JOB ::
Would you transcribe all of the data exactly, down to the last character?

▼▼▼

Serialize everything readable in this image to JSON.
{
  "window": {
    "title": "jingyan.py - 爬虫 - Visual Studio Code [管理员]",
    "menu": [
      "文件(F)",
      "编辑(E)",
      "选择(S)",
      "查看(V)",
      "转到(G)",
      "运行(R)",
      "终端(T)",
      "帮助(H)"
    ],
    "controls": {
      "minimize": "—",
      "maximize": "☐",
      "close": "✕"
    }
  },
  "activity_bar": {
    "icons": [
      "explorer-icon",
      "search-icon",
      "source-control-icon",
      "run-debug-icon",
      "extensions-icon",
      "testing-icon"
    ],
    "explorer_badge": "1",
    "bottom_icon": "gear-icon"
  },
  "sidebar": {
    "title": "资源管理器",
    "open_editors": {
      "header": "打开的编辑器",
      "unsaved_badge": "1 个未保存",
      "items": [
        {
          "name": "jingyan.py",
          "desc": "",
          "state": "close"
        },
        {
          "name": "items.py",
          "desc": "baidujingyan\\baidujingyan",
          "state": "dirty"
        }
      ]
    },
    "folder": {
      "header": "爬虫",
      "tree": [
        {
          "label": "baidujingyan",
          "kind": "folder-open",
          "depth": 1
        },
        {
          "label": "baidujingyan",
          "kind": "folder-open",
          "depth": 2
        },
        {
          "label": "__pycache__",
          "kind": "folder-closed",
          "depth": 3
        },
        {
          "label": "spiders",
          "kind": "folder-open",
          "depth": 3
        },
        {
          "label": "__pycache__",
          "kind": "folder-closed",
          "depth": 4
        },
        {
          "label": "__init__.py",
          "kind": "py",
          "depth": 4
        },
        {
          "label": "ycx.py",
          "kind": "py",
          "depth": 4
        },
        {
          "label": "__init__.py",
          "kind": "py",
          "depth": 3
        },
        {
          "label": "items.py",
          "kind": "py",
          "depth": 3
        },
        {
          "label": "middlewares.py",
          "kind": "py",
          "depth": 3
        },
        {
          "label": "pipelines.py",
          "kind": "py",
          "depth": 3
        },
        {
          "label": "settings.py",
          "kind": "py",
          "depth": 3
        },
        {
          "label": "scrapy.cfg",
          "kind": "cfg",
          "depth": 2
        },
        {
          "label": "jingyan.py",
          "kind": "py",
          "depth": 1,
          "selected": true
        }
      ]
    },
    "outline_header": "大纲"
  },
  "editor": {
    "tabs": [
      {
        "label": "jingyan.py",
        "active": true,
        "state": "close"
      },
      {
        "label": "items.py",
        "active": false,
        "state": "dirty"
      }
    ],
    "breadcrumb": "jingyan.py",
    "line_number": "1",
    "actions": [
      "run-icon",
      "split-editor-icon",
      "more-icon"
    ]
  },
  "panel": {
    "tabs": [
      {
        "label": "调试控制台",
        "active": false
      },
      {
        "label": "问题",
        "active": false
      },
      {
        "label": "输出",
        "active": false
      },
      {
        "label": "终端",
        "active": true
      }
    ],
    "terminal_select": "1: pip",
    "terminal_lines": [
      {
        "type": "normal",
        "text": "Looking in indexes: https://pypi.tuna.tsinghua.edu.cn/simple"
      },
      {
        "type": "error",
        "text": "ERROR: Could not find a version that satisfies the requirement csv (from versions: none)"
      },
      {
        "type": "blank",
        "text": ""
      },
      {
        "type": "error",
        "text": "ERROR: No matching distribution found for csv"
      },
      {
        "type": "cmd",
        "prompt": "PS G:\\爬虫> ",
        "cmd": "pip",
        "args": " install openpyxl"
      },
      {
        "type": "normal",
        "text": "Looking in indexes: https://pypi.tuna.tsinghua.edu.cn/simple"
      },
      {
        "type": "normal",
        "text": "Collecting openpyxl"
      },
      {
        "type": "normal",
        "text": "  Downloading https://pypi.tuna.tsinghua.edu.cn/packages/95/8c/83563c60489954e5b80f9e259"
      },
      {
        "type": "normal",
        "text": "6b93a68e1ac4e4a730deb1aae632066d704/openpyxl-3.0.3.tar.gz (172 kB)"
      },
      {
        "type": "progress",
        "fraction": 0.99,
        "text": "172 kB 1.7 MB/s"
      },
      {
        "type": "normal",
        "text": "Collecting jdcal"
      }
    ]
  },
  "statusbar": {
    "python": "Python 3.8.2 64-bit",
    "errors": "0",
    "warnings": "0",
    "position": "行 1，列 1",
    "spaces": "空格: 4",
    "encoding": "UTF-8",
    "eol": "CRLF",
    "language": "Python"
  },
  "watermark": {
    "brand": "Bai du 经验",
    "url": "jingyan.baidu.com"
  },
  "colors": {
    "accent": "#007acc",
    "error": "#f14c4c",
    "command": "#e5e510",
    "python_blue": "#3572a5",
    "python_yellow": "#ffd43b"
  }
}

▲▲▲

ANSWER TO THE PROBLEM ::
Serialize everything readable in this image to JSON.
{
  "window": {
    "title": "jingyan.py - 爬虫 - Visual Studio Code [管理员]",
    "menu": [
      "文件(F)",
      "编辑(E)",
      "选择(S)",
      "查看(V)",
      "转到(G)",
      "运行(R)",
      "终端(T)",
      "帮助(H)"
    ],
    "controls": {
      "minimize": "—",
      "maximize": "☐",
      "close": "✕"
    }
  },
  "activity_bar": {
    "icons": [
      "explorer-icon",
      "search-icon",
      "source-control-icon",
      "run-debug-icon",
      "extensions-icon",
      "testing-icon"
    ],
    "explorer_badge": "1",
    "bottom_icon": "gear-icon"
  },
  "sidebar": {
    "title": "资源管理器",
    "open_editors": {
      "header": "打开的编辑器",
      "unsaved_badge": "1 个未保存",
      "items": [
        {
          "name": "jingyan.py",
          "desc": "",
          "state": "close"
        },
        {
          "name": "items.py",
          "desc": "baidujingyan\\baidujingyan",
          "state": "dirty"
        }
      ]
    },
    "folder": {
      "header": "爬虫",
      "tree": [
        {
          "label": "baidujingyan",
          "kind": "folder-open",
          "depth": 1
        },
        {
          "label": "baidujingyan",
          "kind": "folder-open",
          "depth": 2
        },
        {
          "label": "__pycache__",
          "kind": "folder-closed",
          "depth": 3
        },
        {
          "label": "spiders",
          "kind": "folder-open",
          "depth": 3
        },
        {
          "label": "__pycache__",
          "kind": "folder-closed",
          "depth": 4
        },
        {
          "label": "__init__.py",
          "kind": "py",
          "depth": 4
        },
        {
          "label": "ycx.py",
          "kind": "py",
          "depth": 4
        },
        {
          "label": "__init__.py",
          "kind": "py",
          "depth": 3
        },
        {
          "label": "items.py",
          "kind": "py",
          "depth": 3
        },
        {
          "label": "middlewares.py",
          "kind": "py",
          "depth": 3
        },
        {
          "label": "pipelines.py",
          "kind": "py",
          "depth": 3
        },
        {
          "label": "settings.py",
          "kind": "py",
          "depth": 3
        },
        {
          "label": "scrapy.cfg",
          "kind": "cfg",
          "depth": 2
        },
        {
          "label": "jingyan.py",
          "kind": "py",
          "depth": 1,
          "selected": true
        }
      ]
    },
    "outline_header": "大纲"
  },
  "editor": {
    "tabs": [
      {
        "label": "jingyan.py",
        "active": true,
        "state": "close"
      },
      {
        "label": "items.py",
        "active": false,
        "state": "dirty"
      }
    ],
    "breadcrumb": "jingyan.py",
    "line_number": "1",
    "actions": [
      "run-icon",
      "split-editor-icon",
      "more-icon"
    ]
  },
  "panel": {
    "tabs": [
      {
        "label": "调试控制台",
        "active": false
      },
      {
        "label": "问题",
        "active": false
      },
      {
        "label": "输出",
        "active": false
      },
      {
        "label": "终端",
        "active": true
      }
    ],
    "terminal_select": "1: pip",
    "terminal_lines": [
      {
        "type": "normal",
        "text": "Looking in indexes: https://pypi.tuna.tsinghua.edu.cn/simple"
      },
      {
        "type": "error",
        "text": "ERROR: Could not find a version that satisfies the requirement csv (from versions: none)"
      },
      {
        "type": "blank",
        "text": ""
      },
      {
        "type": "error",
        "text": "ERROR: No matching distribution found for csv"
      },
      {
        "type": "cmd",
        "prompt": "PS G:\\爬虫> ",
        "cmd": "pip",
        "args": " install openpyxl"
      },
      {
        "type": "normal",
        "text": "Looking in indexes: https://pypi.tuna.tsinghua.edu.cn/simple"
      },
      {
        "type": "normal",
        "text": "Collecting openpyxl"
      },
      {
        "type": "normal",
        "text": "  Downloading https://pypi.tuna.tsinghua.edu.cn/packages/95/8c/83563c60489954e5b80f9e259"
      },
      {
        "type": "normal",
        "text": "6b93a68e1ac4e4a730deb1aae632066d704/openpyxl-3.0.3.tar.gz (172 kB)"
      },
      {
        "type": "progress",
        "fraction": 0.99,
        "text": "172 kB 1.7 MB/s"
      },
      {
        "type": "normal",
        "text": "Collecting jdcal"
      }
    ]
  },
  "statusbar": {
    "python": "Python 3.8.2 64-bit",
    "errors": "0",
    "warnings": "0",
    "position": "行 1，列 1",
    "spaces": "空格: 4",
    "encoding": "UTF-8",
    "eol": "CRLF",
    "language": "Python"
  },
  "watermark": {
    "brand": "Bai du 经验",
    "url": "jingyan.baidu.com"
  },
  "colors": {
    "accent": "#007acc",
    "error": "#f14c4c",
    "command": "#e5e510",
    "python_blue": "#3572a5",
    "python_yellow": "#ffd43b"
  }
}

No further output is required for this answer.